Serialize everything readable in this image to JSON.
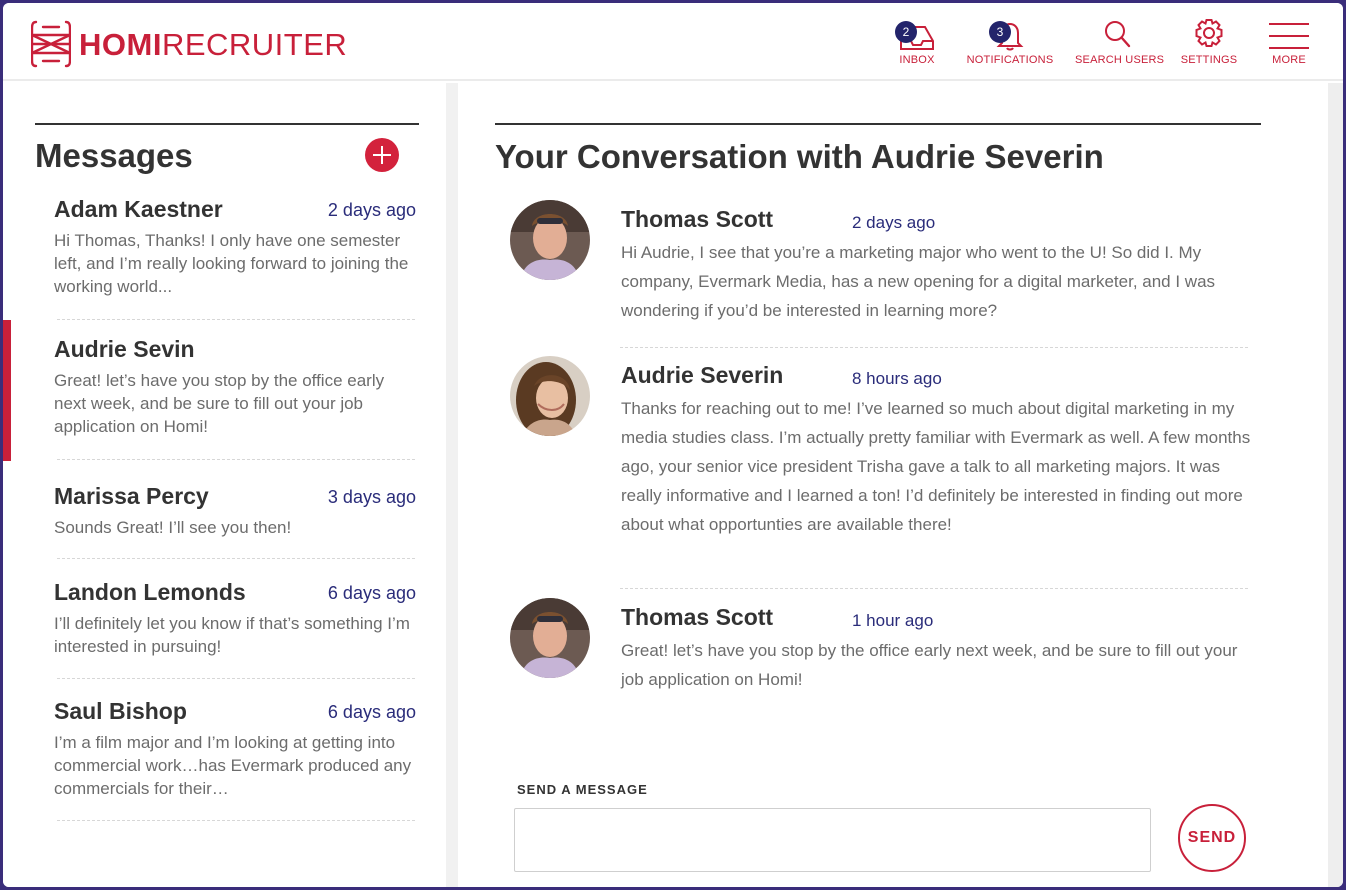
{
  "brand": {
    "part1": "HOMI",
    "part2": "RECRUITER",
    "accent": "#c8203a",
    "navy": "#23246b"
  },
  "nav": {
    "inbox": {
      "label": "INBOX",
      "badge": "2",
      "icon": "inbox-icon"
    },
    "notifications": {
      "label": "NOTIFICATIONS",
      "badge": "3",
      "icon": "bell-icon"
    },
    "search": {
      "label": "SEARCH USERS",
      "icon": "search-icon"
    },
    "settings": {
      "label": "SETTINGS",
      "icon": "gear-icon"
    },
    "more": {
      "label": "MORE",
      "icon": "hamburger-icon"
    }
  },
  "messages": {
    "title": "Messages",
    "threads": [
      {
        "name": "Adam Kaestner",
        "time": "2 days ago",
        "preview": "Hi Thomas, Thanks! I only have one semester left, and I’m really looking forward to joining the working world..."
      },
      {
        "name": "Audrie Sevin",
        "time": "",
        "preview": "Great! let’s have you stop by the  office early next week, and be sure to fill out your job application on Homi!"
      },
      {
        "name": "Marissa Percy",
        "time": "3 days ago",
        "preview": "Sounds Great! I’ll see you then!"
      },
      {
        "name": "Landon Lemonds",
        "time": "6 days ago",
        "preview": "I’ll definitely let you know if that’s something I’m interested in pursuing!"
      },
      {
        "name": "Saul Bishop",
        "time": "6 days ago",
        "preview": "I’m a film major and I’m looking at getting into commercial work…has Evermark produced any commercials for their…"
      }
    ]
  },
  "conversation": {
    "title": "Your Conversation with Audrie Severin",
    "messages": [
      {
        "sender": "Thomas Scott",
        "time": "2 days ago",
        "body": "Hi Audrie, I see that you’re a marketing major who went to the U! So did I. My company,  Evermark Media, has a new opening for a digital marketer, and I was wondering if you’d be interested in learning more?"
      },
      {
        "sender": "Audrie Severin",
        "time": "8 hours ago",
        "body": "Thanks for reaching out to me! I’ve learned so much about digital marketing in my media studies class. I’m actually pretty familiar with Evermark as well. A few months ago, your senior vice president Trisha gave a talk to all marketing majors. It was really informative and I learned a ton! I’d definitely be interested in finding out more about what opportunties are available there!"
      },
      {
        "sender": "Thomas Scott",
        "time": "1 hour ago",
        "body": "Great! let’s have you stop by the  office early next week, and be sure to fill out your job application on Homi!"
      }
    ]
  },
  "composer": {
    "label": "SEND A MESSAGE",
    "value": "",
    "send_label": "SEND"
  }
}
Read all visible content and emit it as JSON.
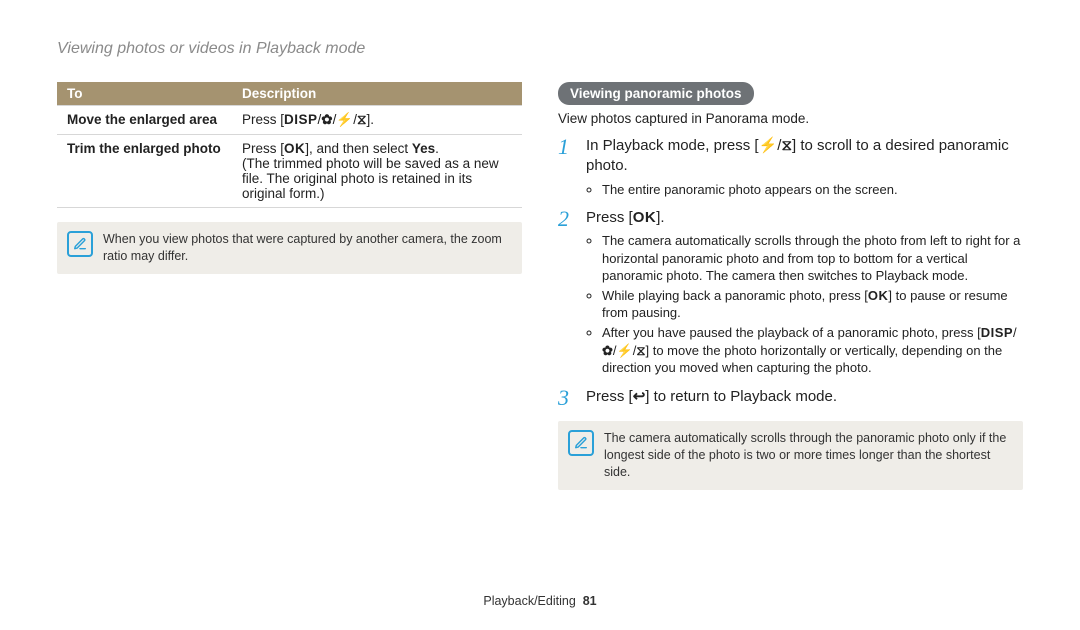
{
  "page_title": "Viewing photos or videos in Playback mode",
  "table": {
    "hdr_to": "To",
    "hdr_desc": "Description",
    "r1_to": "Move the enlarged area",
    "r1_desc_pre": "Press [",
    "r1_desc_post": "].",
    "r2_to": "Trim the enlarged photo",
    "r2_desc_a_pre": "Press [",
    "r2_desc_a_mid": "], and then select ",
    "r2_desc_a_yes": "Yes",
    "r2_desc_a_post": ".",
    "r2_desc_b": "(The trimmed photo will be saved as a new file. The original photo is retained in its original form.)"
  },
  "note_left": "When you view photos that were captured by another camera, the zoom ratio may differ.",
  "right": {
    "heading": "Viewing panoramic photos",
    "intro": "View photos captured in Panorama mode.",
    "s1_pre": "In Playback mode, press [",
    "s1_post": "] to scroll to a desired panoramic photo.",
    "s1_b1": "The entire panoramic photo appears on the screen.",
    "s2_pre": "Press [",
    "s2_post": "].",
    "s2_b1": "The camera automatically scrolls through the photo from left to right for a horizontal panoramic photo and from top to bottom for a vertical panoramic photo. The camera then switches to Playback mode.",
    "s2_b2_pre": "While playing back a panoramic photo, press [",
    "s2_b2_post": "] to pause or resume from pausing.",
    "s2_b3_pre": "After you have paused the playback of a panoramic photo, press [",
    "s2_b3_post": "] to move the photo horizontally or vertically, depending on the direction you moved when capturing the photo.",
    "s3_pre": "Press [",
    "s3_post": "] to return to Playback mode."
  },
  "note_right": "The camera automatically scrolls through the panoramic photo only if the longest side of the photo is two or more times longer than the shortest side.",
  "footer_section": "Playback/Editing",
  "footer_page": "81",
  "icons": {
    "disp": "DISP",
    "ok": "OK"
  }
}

## Goal of the exercise
Repeat the full listing above exactly, with no pictures in the copy.

## Answer below
Serialize everything readable in this image to JSON.
{
  "brand": {
    "part1": "HOMI",
    "part2": "RECRUITER",
    "accent": "#c8203a",
    "navy": "#23246b"
  },
  "nav": {
    "inbox": {
      "label": "INBOX",
      "badge": "2",
      "icon": "inbox-icon"
    },
    "notifications": {
      "label": "NOTIFICATIONS",
      "badge": "3",
      "icon": "bell-icon"
    },
    "search": {
      "label": "SEARCH USERS",
      "icon": "search-icon"
    },
    "settings": {
      "label": "SETTINGS",
      "icon": "gear-icon"
    },
    "more": {
      "label": "MORE",
      "icon": "hamburger-icon"
    }
  },
  "messages": {
    "title": "Messages",
    "threads": [
      {
        "name": "Adam Kaestner",
        "time": "2 days ago",
        "preview": "Hi Thomas, Thanks! I only have one semester left, and I’m really looking forward to joining the working world..."
      },
      {
        "name": "Audrie Sevin",
        "time": "",
        "preview": "Great! let’s have you stop by the  office early next week, and be sure to fill out your job application on Homi!"
      },
      {
        "name": "Marissa Percy",
        "time": "3 days ago",
        "preview": "Sounds Great! I’ll see you then!"
      },
      {
        "name": "Landon Lemonds",
        "time": "6 days ago",
        "preview": "I’ll definitely let you know if that’s something I’m interested in pursuing!"
      },
      {
        "name": "Saul Bishop",
        "time": "6 days ago",
        "preview": "I’m a film major and I’m looking at getting into commercial work…has Evermark produced any commercials for their…"
      }
    ]
  },
  "conversation": {
    "title": "Your Conversation with Audrie Severin",
    "messages": [
      {
        "sender": "Thomas Scott",
        "time": "2 days ago",
        "body": "Hi Audrie, I see that you’re a marketing major who went to the U! So did I. My company,  Evermark Media, has a new opening for a digital marketer, and I was wondering if you’d be interested in learning more?"
      },
      {
        "sender": "Audrie Severin",
        "time": "8 hours ago",
        "body": "Thanks for reaching out to me! I’ve learned so much about digital marketing in my media studies class. I’m actually pretty familiar with Evermark as well. A few months ago, your senior vice president Trisha gave a talk to all marketing majors. It was really informative and I learned a ton! I’d definitely be interested in finding out more about what opportunties are available there!"
      },
      {
        "sender": "Thomas Scott",
        "time": "1 hour ago",
        "body": "Great! let’s have you stop by the  office early next week, and be sure to fill out your job application on Homi!"
      }
    ]
  },
  "composer": {
    "label": "SEND A MESSAGE",
    "value": "",
    "send_label": "SEND"
  }
}
Read all visible content and emit it as JSON.
{
  "page_title": "Viewing photos or videos in Playback mode",
  "table": {
    "hdr_to": "To",
    "hdr_desc": "Description",
    "r1_to": "Move the enlarged area",
    "r1_desc_pre": "Press [",
    "r1_desc_post": "].",
    "r2_to": "Trim the enlarged photo",
    "r2_desc_a_pre": "Press [",
    "r2_desc_a_mid": "], and then select ",
    "r2_desc_a_yes": "Yes",
    "r2_desc_a_post": ".",
    "r2_desc_b": "(The trimmed photo will be saved as a new file. The original photo is retained in its original form.)"
  },
  "note_left": "When you view photos that were captured by another camera, the zoom ratio may differ.",
  "right": {
    "heading": "Viewing panoramic photos",
    "intro": "View photos captured in Panorama mode.",
    "s1_pre": "In Playback mode, press [",
    "s1_post": "] to scroll to a desired panoramic photo.",
    "s1_b1": "The entire panoramic photo appears on the screen.",
    "s2_pre": "Press [",
    "s2_post": "].",
    "s2_b1": "The camera automatically scrolls through the photo from left to right for a horizontal panoramic photo and from top to bottom for a vertical panoramic photo. The camera then switches to Playback mode.",
    "s2_b2_pre": "While playing back a panoramic photo, press [",
    "s2_b2_post": "] to pause or resume from pausing.",
    "s2_b3_pre": "After you have paused the playback of a panoramic photo, press [",
    "s2_b3_post": "] to move the photo horizontally or vertically, depending on the direction you moved when capturing the photo.",
    "s3_pre": "Press [",
    "s3_post": "] to return to Playback mode."
  },
  "note_right": "The camera automatically scrolls through the panoramic photo only if the longest side of the photo is two or more times longer than the shortest side.",
  "footer_section": "Playback/Editing",
  "footer_page": "81",
  "icons": {
    "disp": "DISP",
    "ok": "OK"
  }
}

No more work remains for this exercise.